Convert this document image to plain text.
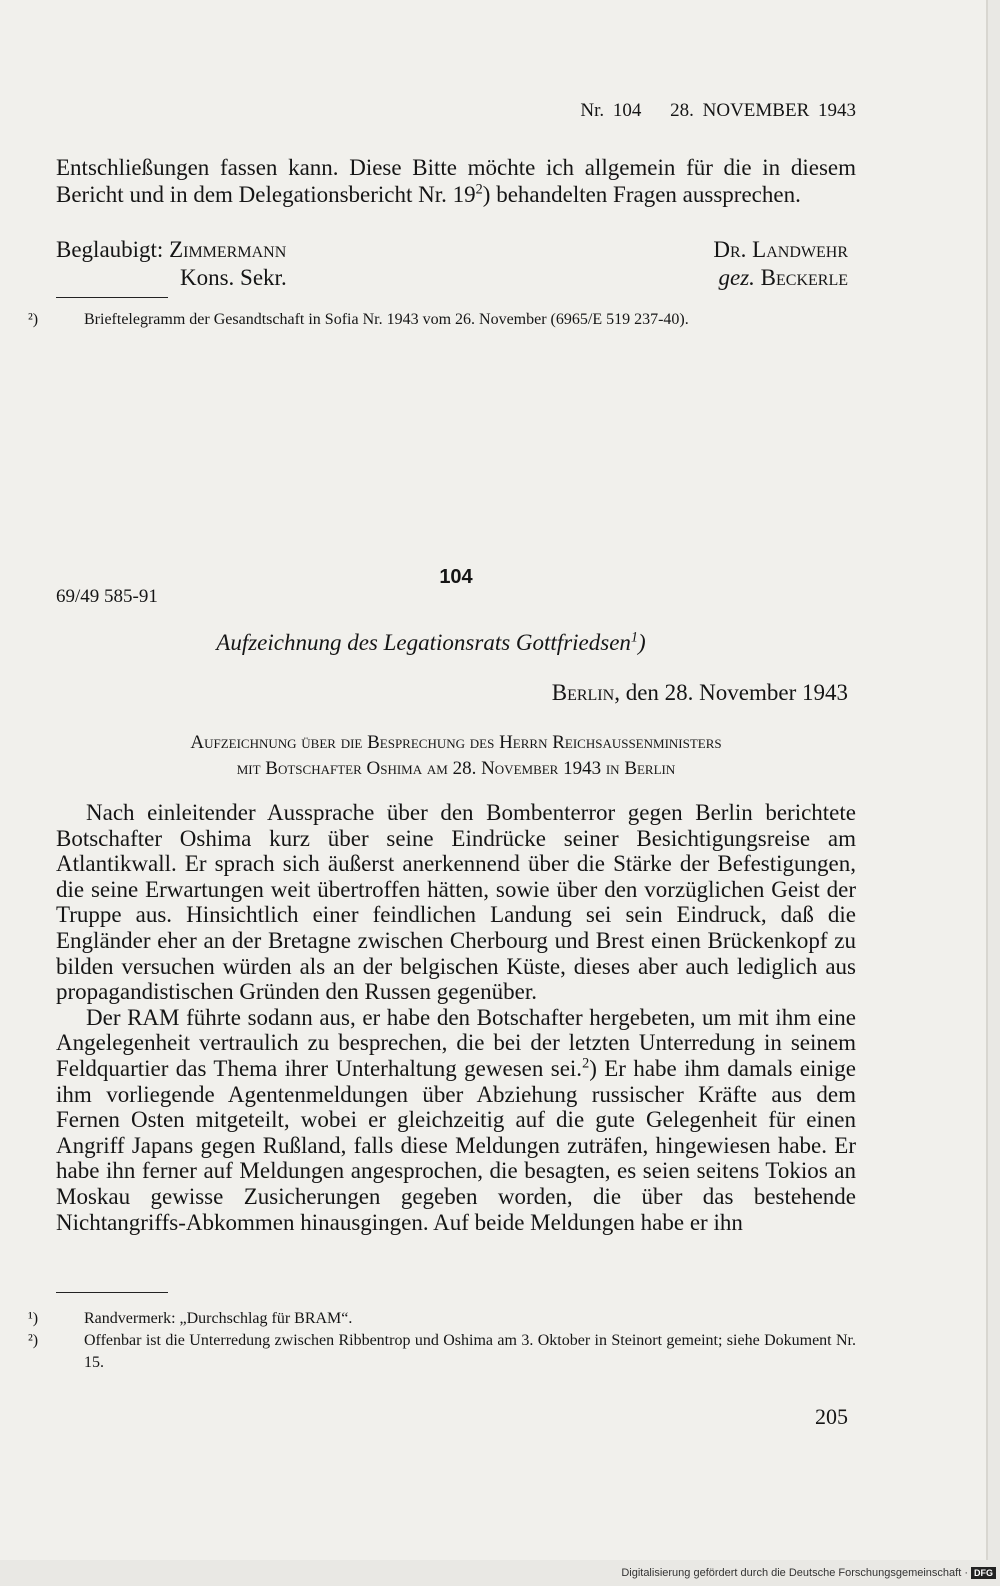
Nr. 104 28. NOVEMBER 1943

Entschließungen fassen kann. Diese Bitte möchte ich allgemein für die in diesem Bericht und in dem Delegationsbericht Nr. $19^2$) behandelten Fragen aussprechen.

Beglaubigt: Zimmermann
Kons. Sekr.
Dr. Landwehr
gez. Beckerle
²)	Brieftelegramm der Gesandtschaft in Sofia Nr. 1943 vom 26. November (6965/E 519 237-40).
104
69/49 585-91
Aufzeichnung des Legationsrats Gottfriedsen$^1$)
Berlin, den 28. November 1943
Aufzeichnung über die Besprechung des Herrn Reichsaussenministers
mit Botschafter Oshima am 28. November 1943 in Berlin

Nach einleitender Aussprache über den Bombenterror gegen Berlin berichtete Botschafter Oshima kurz über seine Eindrücke seiner Besichtigungsreise am Atlantikwall. Er sprach sich äußerst anerkennend über die Stärke der Befestigungen, die seine Erwartungen weit übertroffen hätten, sowie über den vorzüglichen Geist der Truppe aus. Hinsichtlich einer feindlichen Landung sei sein Eindruck, daß die Engländer eher an der Bretagne zwischen Cherbourg und Brest einen Brückenkopf zu bilden versuchen würden als an der belgischen Küste, dieses aber auch lediglich aus propagandistischen Gründen den Russen gegenüber.

Der RAM führte sodann aus, er habe den Botschafter hergebeten, um mit ihm eine Angelegenheit vertraulich zu besprechen, die bei der letzten Unterredung in seinem Feldquartier das Thema ihrer Unterhaltung gewesen sei.$^2$) Er habe ihm damals einige ihm vorliegende Agentenmeldungen über Abziehung russischer Kräfte aus dem Fernen Osten mitgeteilt, wobei er gleichzeitig auf die gute Gelegenheit für einen Angriff Japans gegen Rußland, falls diese Meldungen zuträfen, hingewiesen habe. Er habe ihn ferner auf Meldungen angesprochen, die besagten, es seien seitens Tokios an Moskau gewisse Zusicherungen gegeben worden, die über das bestehende Nichtangriffs-Abkommen hinausgingen. Auf beide Meldungen habe er ihn

¹)	Randvermerk: „Durchschlag für BRAM“.
²)	Offenbar ist die Unterredung zwischen Ribbentrop und Oshima am 3. Oktober in Steinort gemeint; siehe Dokument Nr. 15.
205
Digitalisierung gefördert durch die Deutsche Forschungsgemeinschaft · DFG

+--

Problem »
Copy the listing over exactly, skipping the pictures it holds.

Answer to the task »
Convert this document image to plain text.
Nr. 104 28. NOVEMBER 1943

Entschließungen fassen kann. Diese Bitte möchte ich allgemein für die in diesem Bericht und in dem Delegationsbericht Nr. $19^2$) behandelten Fragen aussprechen.

Beglaubigt: Zimmermann
Kons. Sekr.
Dr. Landwehr
gez. Beckerle
²)	Brieftelegramm der Gesandtschaft in Sofia Nr. 1943 vom 26. November (6965/E 519 237-40).
104
69/49 585-91
Aufzeichnung des Legationsrats Gottfriedsen$^1$)
Berlin, den 28. November 1943
Aufzeichnung über die Besprechung des Herrn Reichsaussenministers
mit Botschafter Oshima am 28. November 1943 in Berlin

Nach einleitender Aussprache über den Bombenterror gegen Berlin berichtete Botschafter Oshima kurz über seine Eindrücke seiner Besichtigungsreise am Atlantikwall. Er sprach sich äußerst anerkennend über die Stärke der Befestigungen, die seine Erwartungen weit übertroffen hätten, sowie über den vorzüglichen Geist der Truppe aus. Hinsichtlich einer feindlichen Landung sei sein Eindruck, daß die Engländer eher an der Bretagne zwischen Cherbourg und Brest einen Brückenkopf zu bilden versuchen würden als an der belgischen Küste, dieses aber auch lediglich aus propagandistischen Gründen den Russen gegenüber.

Der RAM führte sodann aus, er habe den Botschafter hergebeten, um mit ihm eine Angelegenheit vertraulich zu besprechen, die bei der letzten Unterredung in seinem Feldquartier das Thema ihrer Unterhaltung gewesen sei.$^2$) Er habe ihm damals einige ihm vorliegende Agentenmeldungen über Abziehung russischer Kräfte aus dem Fernen Osten mitgeteilt, wobei er gleichzeitig auf die gute Gelegenheit für einen Angriff Japans gegen Rußland, falls diese Meldungen zuträfen, hingewiesen habe. Er habe ihn ferner auf Meldungen angesprochen, die besagten, es seien seitens Tokios an Moskau gewisse Zusicherungen gegeben worden, die über das bestehende Nichtangriffs-Abkommen hinausgingen. Auf beide Meldungen habe er ihn

¹)	Randvermerk: „Durchschlag für BRAM“.
²)	Offenbar ist die Unterredung zwischen Ribbentrop und Oshima am 3. Oktober in Steinort gemeint; siehe Dokument Nr. 15.
205
Digitalisierung gefördert durch die Deutsche Forschungsgemeinschaft · DFG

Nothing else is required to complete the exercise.